OBJECTIVE
Skip the pictures and quote all of the lines exactly.

═══ PROVIDED RECORDS

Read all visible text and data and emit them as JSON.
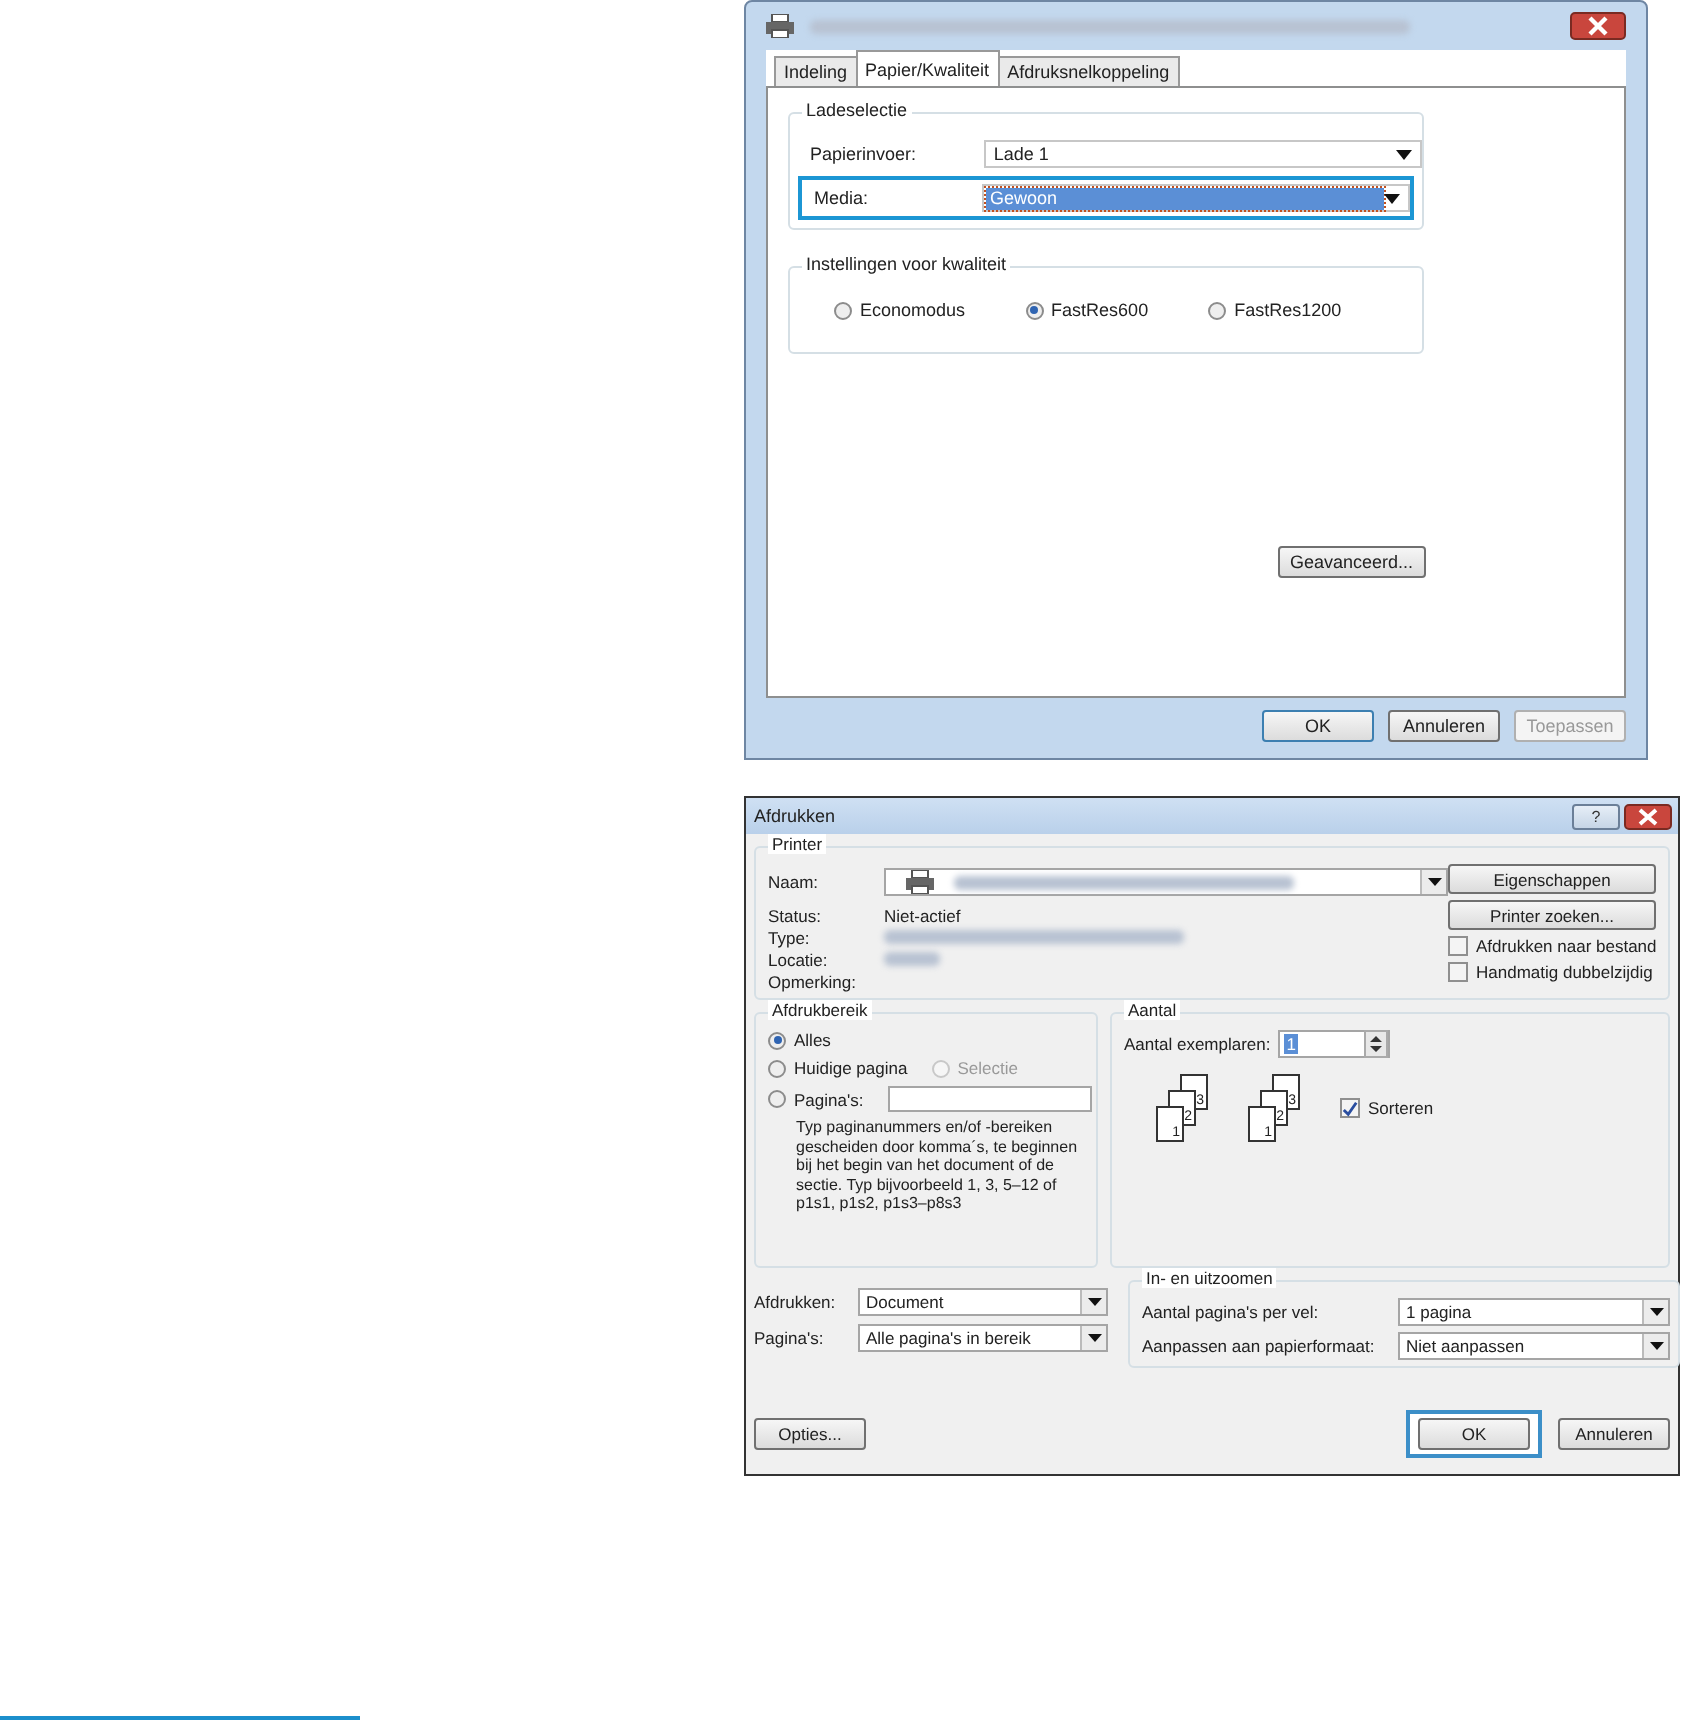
{
  "settings_dialog": {
    "tabs": [
      {
        "label": "Indeling",
        "selected": false
      },
      {
        "label": "Papier/Kwaliteit",
        "selected": true
      },
      {
        "label": "Afdruksnelkoppeling",
        "selected": false
      }
    ],
    "tray_group": {
      "title": "Ladeselectie",
      "rows": [
        {
          "label": "Papierinvoer:",
          "value": "Lade 1",
          "highlighted": false
        },
        {
          "label": "Media:",
          "value": "Gewoon",
          "highlighted": true
        }
      ]
    },
    "quality_group": {
      "title": "Instellingen voor kwaliteit",
      "options": [
        {
          "label": "Economodus",
          "selected": false
        },
        {
          "label": "FastRes600",
          "selected": true
        },
        {
          "label": "FastRes1200",
          "selected": false
        }
      ]
    },
    "advanced_button": "Geavanceerd...",
    "buttons": [
      {
        "label": "OK",
        "disabled": false,
        "default": true
      },
      {
        "label": "Annuleren",
        "disabled": false,
        "default": false
      },
      {
        "label": "Toepassen",
        "disabled": true,
        "default": false
      }
    ]
  },
  "print_dialog": {
    "title": "Afdrukken",
    "help_button": "?",
    "printer_group": {
      "title": "Printer",
      "name_label": "Naam:",
      "info": [
        {
          "label": "Status:",
          "kind": "text",
          "value": "Niet-actief"
        },
        {
          "label": "Type:",
          "kind": "blurred"
        },
        {
          "label": "Locatie:",
          "kind": "blurred"
        },
        {
          "label": "Opmerking:",
          "kind": "empty"
        }
      ],
      "buttons": [
        "Eigenschappen",
        "Printer zoeken..."
      ],
      "checkboxes": [
        {
          "label": "Afdrukken naar bestand",
          "checked": false
        },
        {
          "label": "Handmatig dubbelzijdig",
          "checked": false
        }
      ]
    },
    "range_group": {
      "title": "Afdrukbereik",
      "options": [
        {
          "label": "Alles",
          "kind": "radio",
          "selected": true,
          "disabled": false
        },
        {
          "label": "Huidige pagina",
          "kind": "radio",
          "selected": false,
          "disabled": false
        },
        {
          "label": "Selectie",
          "kind": "radio",
          "selected": false,
          "disabled": true
        },
        {
          "label": "Pagina's:",
          "kind": "radio_input",
          "selected": false,
          "disabled": false
        }
      ],
      "hint": "Typ paginanummers en/of -bereiken gescheiden door komma´s, te beginnen bij het begin van het document of de sectie. Typ bijvoorbeeld 1, 3, 5–12 of p1s1, p1s2, p1s3–p8s3"
    },
    "copies_group": {
      "title": "Aantal",
      "copies_label": "Aantal exemplaren:",
      "copies_value": "1",
      "collate_stacks": [
        [
          "3",
          "2",
          "1"
        ],
        [
          "3",
          "2",
          "1"
        ]
      ],
      "collate": {
        "label": "Sorteren",
        "checked": true
      }
    },
    "print_what": [
      {
        "label": "Afdrukken:",
        "value": "Document"
      },
      {
        "label": "Pagina's:",
        "value": "Alle pagina's in bereik"
      }
    ],
    "zoom_group": {
      "title": "In- en uitzoomen",
      "rows": [
        {
          "label": "Aantal pagina's per vel:",
          "value": "1 pagina"
        },
        {
          "label": "Aanpassen aan papierformaat:",
          "value": "Niet aanpassen"
        }
      ]
    },
    "options_button": "Opties...",
    "buttons": [
      {
        "label": "OK",
        "highlighted": true
      },
      {
        "label": "Annuleren",
        "highlighted": false
      }
    ]
  }
}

══════

SOLUTION TO THIS PROBLEM
Read all visible text and data and emit them as JSON.
{
  "settings_dialog": {
    "tabs": [
      {
        "label": "Indeling",
        "selected": false
      },
      {
        "label": "Papier/Kwaliteit",
        "selected": true
      },
      {
        "label": "Afdruksnelkoppeling",
        "selected": false
      }
    ],
    "tray_group": {
      "title": "Ladeselectie",
      "rows": [
        {
          "label": "Papierinvoer:",
          "value": "Lade 1",
          "highlighted": false
        },
        {
          "label": "Media:",
          "value": "Gewoon",
          "highlighted": true
        }
      ]
    },
    "quality_group": {
      "title": "Instellingen voor kwaliteit",
      "options": [
        {
          "label": "Economodus",
          "selected": false
        },
        {
          "label": "FastRes600",
          "selected": true
        },
        {
          "label": "FastRes1200",
          "selected": false
        }
      ]
    },
    "advanced_button": "Geavanceerd...",
    "buttons": [
      {
        "label": "OK",
        "disabled": false,
        "default": true
      },
      {
        "label": "Annuleren",
        "disabled": false,
        "default": false
      },
      {
        "label": "Toepassen",
        "disabled": true,
        "default": false
      }
    ]
  },
  "print_dialog": {
    "title": "Afdrukken",
    "help_button": "?",
    "printer_group": {
      "title": "Printer",
      "name_label": "Naam:",
      "info": [
        {
          "label": "Status:",
          "kind": "text",
          "value": "Niet-actief"
        },
        {
          "label": "Type:",
          "kind": "blurred"
        },
        {
          "label": "Locatie:",
          "kind": "blurred"
        },
        {
          "label": "Opmerking:",
          "kind": "empty"
        }
      ],
      "buttons": [
        "Eigenschappen",
        "Printer zoeken..."
      ],
      "checkboxes": [
        {
          "label": "Afdrukken naar bestand",
          "checked": false
        },
        {
          "label": "Handmatig dubbelzijdig",
          "checked": false
        }
      ]
    },
    "range_group": {
      "title": "Afdrukbereik",
      "options": [
        {
          "label": "Alles",
          "kind": "radio",
          "selected": true,
          "disabled": false
        },
        {
          "label": "Huidige pagina",
          "kind": "radio",
          "selected": false,
          "disabled": false
        },
        {
          "label": "Selectie",
          "kind": "radio",
          "selected": false,
          "disabled": true
        },
        {
          "label": "Pagina's:",
          "kind": "radio_input",
          "selected": false,
          "disabled": false
        }
      ],
      "hint": "Typ paginanummers en/of -bereiken gescheiden door komma´s, te beginnen bij het begin van het document of de sectie. Typ bijvoorbeeld 1, 3, 5–12 of p1s1, p1s2, p1s3–p8s3"
    },
    "copies_group": {
      "title": "Aantal",
      "copies_label": "Aantal exemplaren:",
      "copies_value": "1",
      "collate_stacks": [
        [
          "3",
          "2",
          "1"
        ],
        [
          "3",
          "2",
          "1"
        ]
      ],
      "collate": {
        "label": "Sorteren",
        "checked": true
      }
    },
    "print_what": [
      {
        "label": "Afdrukken:",
        "value": "Document"
      },
      {
        "label": "Pagina's:",
        "value": "Alle pagina's in bereik"
      }
    ],
    "zoom_group": {
      "title": "In- en uitzoomen",
      "rows": [
        {
          "label": "Aantal pagina's per vel:",
          "value": "1 pagina"
        },
        {
          "label": "Aanpassen aan papierformaat:",
          "value": "Niet aanpassen"
        }
      ]
    },
    "options_button": "Opties...",
    "buttons": [
      {
        "label": "OK",
        "highlighted": true
      },
      {
        "label": "Annuleren",
        "highlighted": false
      }
    ]
  }
}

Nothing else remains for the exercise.